- [Task objective]:
All records should be reproduced verbatim.
# Start of Records
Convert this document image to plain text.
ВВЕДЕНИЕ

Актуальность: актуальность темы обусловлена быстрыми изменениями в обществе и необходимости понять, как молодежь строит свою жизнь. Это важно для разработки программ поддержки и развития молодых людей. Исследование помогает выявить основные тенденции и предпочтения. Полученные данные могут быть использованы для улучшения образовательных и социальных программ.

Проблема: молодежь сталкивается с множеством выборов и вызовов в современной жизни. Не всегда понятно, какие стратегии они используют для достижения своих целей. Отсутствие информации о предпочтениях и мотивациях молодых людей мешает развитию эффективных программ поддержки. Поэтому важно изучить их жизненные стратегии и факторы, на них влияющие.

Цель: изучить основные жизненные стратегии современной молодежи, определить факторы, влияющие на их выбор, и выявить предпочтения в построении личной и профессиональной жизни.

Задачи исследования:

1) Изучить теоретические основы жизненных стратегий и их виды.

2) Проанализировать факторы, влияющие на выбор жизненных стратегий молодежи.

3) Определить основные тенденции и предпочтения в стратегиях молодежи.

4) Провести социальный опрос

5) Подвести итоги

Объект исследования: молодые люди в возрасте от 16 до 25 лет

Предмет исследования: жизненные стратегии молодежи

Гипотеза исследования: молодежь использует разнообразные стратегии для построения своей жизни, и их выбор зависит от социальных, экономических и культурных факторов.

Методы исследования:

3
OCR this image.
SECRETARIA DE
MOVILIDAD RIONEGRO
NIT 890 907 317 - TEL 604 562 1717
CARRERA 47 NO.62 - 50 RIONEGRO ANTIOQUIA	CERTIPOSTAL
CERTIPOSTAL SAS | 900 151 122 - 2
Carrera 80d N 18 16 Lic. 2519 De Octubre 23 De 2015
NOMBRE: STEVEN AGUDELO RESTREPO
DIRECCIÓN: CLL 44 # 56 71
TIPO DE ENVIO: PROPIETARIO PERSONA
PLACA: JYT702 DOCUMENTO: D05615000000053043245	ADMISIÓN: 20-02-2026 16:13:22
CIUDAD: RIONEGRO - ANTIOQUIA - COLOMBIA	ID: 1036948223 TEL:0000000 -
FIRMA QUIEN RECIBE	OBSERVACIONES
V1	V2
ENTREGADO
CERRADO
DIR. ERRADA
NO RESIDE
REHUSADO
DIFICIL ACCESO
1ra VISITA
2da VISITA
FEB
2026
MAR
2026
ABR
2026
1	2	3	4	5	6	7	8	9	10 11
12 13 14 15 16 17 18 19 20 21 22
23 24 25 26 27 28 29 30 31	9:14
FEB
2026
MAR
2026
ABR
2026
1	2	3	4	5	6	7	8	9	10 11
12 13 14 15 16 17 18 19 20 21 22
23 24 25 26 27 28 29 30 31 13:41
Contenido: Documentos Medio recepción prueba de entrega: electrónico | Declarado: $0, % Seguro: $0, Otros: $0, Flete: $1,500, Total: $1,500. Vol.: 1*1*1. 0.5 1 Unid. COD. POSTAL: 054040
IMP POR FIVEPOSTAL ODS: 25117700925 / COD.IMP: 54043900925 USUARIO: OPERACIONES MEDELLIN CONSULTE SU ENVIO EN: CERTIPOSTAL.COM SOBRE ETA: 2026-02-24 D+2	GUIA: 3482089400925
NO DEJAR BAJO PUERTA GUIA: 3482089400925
# End of Records
- [Written response]:
Convert this document image to plain text.
ВВЕДЕНИЕ

Актуальность: актуальность темы обусловлена быстрыми изменениями в обществе и необходимости понять, как молодежь строит свою жизнь. Это важно для разработки программ поддержки и развития молодых людей. Исследование помогает выявить основные тенденции и предпочтения. Полученные данные могут быть использованы для улучшения образовательных и социальных программ.

Проблема: молодежь сталкивается с множеством выборов и вызовов в современной жизни. Не всегда понятно, какие стратегии они используют для достижения своих целей. Отсутствие информации о предпочтениях и мотивациях молодых людей мешает развитию эффективных программ поддержки. Поэтому важно изучить их жизненные стратегии и факторы, на них влияющие.

Цель: изучить основные жизненные стратегии современной молодежи, определить факторы, влияющие на их выбор, и выявить предпочтения в построении личной и профессиональной жизни.

Задачи исследования:

1) Изучить теоретические основы жизненных стратегий и их виды.

2) Проанализировать факторы, влияющие на выбор жизненных стратегий молодежи.

3) Определить основные тенденции и предпочтения в стратегиях молодежи.

4) Провести социальный опрос

5) Подвести итоги

Объект исследования: молодые люди в возрасте от 16 до 25 лет

Предмет исследования: жизненные стратегии молодежи

Гипотеза исследования: молодежь использует разнообразные стратегии для построения своей жизни, и их выбор зависит от социальных, экономических и культурных факторов.

Методы исследования:

3
OCR this image.
SECRETARIA DE
MOVILIDAD RIONEGRO
NIT 890 907 317 - TEL 604 562 1717
CARRERA 47 NO.62 - 50 RIONEGRO ANTIOQUIA	CERTIPOSTAL
CERTIPOSTAL SAS | 900 151 122 - 2
Carrera 80d N 18 16 Lic. 2519 De Octubre 23 De 2015
NOMBRE: STEVEN AGUDELO RESTREPO
DIRECCIÓN: CLL 44 # 56 71
TIPO DE ENVIO: PROPIETARIO PERSONA
PLACA: JYT702 DOCUMENTO: D05615000000053043245	ADMISIÓN: 20-02-2026 16:13:22
CIUDAD: RIONEGRO - ANTIOQUIA - COLOMBIA	ID: 1036948223 TEL:0000000 -
FIRMA QUIEN RECIBE	OBSERVACIONES
V1	V2
ENTREGADO
CERRADO
DIR. ERRADA
NO RESIDE
REHUSADO
DIFICIL ACCESO
1ra VISITA
2da VISITA
FEB
2026
MAR
2026
ABR
2026
1	2	3	4	5	6	7	8	9	10 11
12 13 14 15 16 17 18 19 20 21 22
23 24 25 26 27 28 29 30 31	9:14
FEB
2026
MAR
2026
ABR
2026
1	2	3	4	5	6	7	8	9	10 11
12 13 14 15 16 17 18 19 20 21 22
23 24 25 26 27 28 29 30 31 13:41
Contenido: Documentos Medio recepción prueba de entrega: electrónico | Declarado: $0, % Seguro: $0, Otros: $0, Flete: $1,500, Total: $1,500. Vol.: 1*1*1. 0.5 1 Unid. COD. POSTAL: 054040
IMP POR FIVEPOSTAL ODS: 25117700925 / COD.IMP: 54043900925 USUARIO: OPERACIONES MEDELLIN CONSULTE SU ENVIO EN: CERTIPOSTAL.COM SOBRE ETA: 2026-02-24 D+2	GUIA: 3482089400925
NO DEJAR BAJO PUERTA GUIA: 3482089400925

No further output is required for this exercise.